[Data about app and page elements]
• • • •
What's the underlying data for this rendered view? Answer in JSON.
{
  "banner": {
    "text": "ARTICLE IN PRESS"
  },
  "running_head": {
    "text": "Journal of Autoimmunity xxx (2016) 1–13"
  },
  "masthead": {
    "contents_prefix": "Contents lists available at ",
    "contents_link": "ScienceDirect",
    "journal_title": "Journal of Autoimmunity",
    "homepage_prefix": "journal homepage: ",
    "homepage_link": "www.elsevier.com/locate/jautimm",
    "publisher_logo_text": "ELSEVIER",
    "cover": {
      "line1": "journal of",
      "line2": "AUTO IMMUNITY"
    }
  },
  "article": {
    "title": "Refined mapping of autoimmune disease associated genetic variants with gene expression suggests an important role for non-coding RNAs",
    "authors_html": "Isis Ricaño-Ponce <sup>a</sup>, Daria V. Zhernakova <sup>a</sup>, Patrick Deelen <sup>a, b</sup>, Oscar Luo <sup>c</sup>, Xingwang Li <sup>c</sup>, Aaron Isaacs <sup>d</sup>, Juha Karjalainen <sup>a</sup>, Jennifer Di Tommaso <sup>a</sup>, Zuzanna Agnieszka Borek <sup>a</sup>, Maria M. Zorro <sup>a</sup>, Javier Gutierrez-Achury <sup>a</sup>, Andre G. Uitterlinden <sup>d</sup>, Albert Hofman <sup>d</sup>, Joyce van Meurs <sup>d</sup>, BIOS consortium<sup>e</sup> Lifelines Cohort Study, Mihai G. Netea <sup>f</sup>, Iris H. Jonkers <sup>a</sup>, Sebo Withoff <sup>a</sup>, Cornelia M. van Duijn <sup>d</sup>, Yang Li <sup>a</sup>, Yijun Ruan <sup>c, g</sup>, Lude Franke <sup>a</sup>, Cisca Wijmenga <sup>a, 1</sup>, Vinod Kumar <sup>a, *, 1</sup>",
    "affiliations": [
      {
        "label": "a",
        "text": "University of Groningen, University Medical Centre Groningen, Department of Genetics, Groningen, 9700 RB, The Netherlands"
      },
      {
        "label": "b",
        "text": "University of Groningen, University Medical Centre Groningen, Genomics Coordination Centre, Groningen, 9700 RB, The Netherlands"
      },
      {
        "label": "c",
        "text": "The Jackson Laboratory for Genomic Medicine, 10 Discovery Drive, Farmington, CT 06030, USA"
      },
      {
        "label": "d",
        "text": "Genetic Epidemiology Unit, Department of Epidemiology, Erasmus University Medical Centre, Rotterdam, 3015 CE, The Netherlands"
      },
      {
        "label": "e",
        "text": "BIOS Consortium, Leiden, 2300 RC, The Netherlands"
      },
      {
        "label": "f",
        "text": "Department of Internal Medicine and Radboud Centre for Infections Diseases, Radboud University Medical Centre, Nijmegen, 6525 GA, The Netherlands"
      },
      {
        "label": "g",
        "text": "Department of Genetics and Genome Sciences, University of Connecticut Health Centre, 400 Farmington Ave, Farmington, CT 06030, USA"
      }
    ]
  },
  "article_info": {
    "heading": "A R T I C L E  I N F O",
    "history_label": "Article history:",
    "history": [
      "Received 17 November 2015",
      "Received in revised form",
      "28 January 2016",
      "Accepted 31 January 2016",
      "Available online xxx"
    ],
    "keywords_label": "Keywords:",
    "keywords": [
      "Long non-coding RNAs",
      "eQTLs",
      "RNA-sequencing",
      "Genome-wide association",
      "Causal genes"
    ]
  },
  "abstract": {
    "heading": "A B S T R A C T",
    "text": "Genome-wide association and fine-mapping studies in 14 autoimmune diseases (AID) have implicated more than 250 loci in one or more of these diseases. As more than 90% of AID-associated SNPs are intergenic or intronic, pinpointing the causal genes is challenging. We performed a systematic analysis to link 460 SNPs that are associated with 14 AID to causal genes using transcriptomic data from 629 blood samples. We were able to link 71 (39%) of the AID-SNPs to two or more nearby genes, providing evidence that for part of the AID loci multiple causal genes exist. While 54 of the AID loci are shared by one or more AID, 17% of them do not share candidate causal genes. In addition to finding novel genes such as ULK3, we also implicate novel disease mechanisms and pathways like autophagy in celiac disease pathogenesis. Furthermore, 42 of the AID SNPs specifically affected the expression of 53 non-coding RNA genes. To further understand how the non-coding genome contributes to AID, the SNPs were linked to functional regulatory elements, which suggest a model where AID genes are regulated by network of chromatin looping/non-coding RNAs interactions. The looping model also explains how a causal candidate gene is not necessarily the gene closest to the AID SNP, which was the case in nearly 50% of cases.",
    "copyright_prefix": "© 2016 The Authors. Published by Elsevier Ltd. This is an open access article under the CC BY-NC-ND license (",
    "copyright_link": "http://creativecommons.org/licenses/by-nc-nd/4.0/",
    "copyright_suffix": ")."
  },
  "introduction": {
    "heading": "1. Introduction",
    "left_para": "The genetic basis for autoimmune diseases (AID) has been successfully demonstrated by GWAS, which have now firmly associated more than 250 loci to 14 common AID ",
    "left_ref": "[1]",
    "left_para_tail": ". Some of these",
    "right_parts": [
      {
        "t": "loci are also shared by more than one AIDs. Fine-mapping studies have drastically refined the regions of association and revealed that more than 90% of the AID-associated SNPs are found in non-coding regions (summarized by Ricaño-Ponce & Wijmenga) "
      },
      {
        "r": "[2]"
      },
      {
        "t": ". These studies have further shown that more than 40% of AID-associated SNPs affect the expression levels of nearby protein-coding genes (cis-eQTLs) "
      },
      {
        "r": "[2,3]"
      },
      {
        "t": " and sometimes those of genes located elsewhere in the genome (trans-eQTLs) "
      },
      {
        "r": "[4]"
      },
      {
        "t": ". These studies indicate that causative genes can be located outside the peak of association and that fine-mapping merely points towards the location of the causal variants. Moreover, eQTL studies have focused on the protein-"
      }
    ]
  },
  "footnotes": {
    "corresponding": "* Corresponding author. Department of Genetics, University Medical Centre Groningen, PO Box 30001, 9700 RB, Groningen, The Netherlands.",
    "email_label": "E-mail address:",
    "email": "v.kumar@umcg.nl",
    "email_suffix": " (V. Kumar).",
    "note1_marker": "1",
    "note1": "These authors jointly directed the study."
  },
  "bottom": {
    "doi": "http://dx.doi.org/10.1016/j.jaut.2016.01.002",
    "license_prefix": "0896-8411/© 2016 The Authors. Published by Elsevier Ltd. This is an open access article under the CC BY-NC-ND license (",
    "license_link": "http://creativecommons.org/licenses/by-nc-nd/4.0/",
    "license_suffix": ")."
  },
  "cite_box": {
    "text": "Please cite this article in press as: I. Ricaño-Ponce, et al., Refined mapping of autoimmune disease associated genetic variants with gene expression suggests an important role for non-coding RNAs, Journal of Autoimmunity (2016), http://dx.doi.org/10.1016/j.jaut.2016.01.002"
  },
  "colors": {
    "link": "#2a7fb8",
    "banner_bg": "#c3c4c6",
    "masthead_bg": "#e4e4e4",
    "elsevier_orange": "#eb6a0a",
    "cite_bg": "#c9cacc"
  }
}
• • • •
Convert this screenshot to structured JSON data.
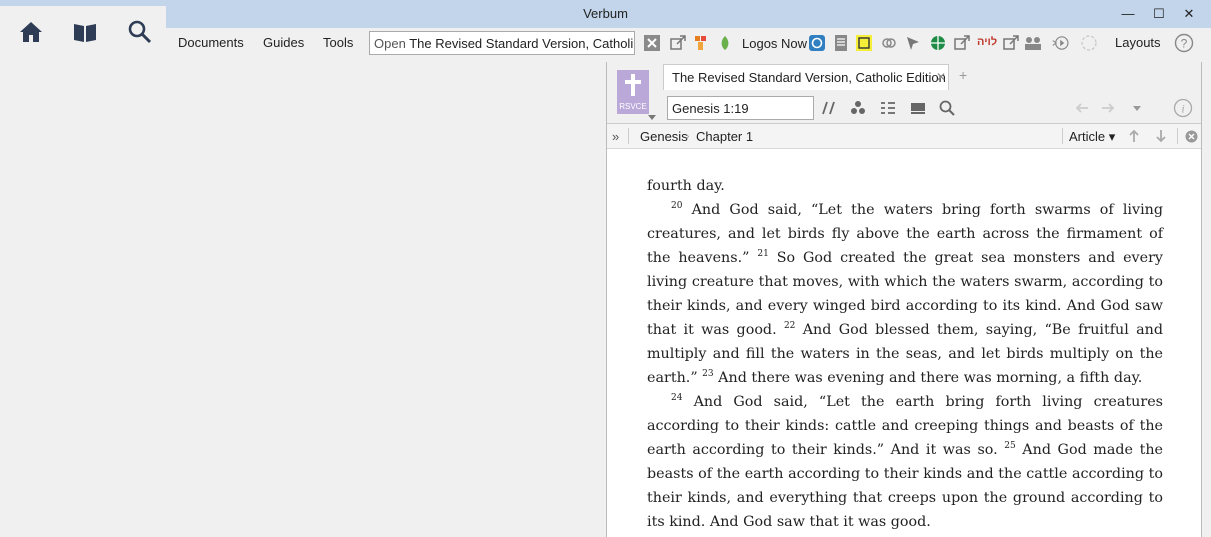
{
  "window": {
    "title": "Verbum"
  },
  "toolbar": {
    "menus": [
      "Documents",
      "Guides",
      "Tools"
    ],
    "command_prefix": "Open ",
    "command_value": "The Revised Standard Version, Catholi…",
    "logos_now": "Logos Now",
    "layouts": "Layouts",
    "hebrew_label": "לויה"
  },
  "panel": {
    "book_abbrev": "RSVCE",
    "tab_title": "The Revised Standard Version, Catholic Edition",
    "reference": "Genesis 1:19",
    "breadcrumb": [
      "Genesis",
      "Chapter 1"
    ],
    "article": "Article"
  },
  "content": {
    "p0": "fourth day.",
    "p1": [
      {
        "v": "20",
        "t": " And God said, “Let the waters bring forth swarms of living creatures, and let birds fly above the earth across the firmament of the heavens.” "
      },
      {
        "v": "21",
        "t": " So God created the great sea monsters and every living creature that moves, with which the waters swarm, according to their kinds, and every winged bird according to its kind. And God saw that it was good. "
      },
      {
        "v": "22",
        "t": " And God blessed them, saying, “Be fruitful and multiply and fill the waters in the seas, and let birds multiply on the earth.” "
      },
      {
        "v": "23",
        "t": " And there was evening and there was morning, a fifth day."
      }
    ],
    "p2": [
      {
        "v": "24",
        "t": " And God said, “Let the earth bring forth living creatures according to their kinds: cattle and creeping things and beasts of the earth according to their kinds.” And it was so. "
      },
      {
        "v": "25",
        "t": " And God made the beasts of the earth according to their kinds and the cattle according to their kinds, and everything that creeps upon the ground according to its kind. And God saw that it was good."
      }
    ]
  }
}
• • • •
*Work instructions*
Check every line of the entries for "good" and report how many lines contain it, without any other words.

*Task solution*
2